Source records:
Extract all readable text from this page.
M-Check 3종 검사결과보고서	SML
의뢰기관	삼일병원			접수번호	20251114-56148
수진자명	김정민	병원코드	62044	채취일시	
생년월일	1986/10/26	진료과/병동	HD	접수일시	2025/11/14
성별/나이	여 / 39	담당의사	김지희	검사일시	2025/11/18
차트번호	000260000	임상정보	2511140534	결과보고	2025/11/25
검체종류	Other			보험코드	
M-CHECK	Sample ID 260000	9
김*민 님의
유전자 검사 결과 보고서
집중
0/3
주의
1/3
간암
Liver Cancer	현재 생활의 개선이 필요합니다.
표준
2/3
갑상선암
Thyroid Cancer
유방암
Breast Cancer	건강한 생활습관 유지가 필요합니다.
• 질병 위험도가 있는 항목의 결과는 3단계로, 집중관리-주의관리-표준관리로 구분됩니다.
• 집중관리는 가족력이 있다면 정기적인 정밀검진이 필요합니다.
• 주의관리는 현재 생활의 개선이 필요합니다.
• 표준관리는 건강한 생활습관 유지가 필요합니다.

Given request:
Type out the material again exactly as presented.

Expected answer:
Extract all readable text from this page.
M-Check 3종 검사결과보고서	SML
의뢰기관	삼일병원			접수번호	20251114-56148
수진자명	김정민	병원코드	62044	채취일시	
생년월일	1986/10/26	진료과/병동	HD	접수일시	2025/11/14
성별/나이	여 / 39	담당의사	김지희	검사일시	2025/11/18
차트번호	000260000	임상정보	2511140534	결과보고	2025/11/25
검체종류	Other			보험코드	
M-CHECK	Sample ID 260000	9
김*민 님의
유전자 검사 결과 보고서
집중
0/3
주의
1/3
간암
Liver Cancer	현재 생활의 개선이 필요합니다.
표준
2/3
갑상선암
Thyroid Cancer
유방암
Breast Cancer	건강한 생활습관 유지가 필요합니다.
• 질병 위험도가 있는 항목의 결과는 3단계로, 집중관리-주의관리-표준관리로 구분됩니다.
• 집중관리는 가족력이 있다면 정기적인 정밀검진이 필요합니다.
• 주의관리는 현재 생활의 개선이 필요합니다.
• 표준관리는 건강한 생활습관 유지가 필요합니다.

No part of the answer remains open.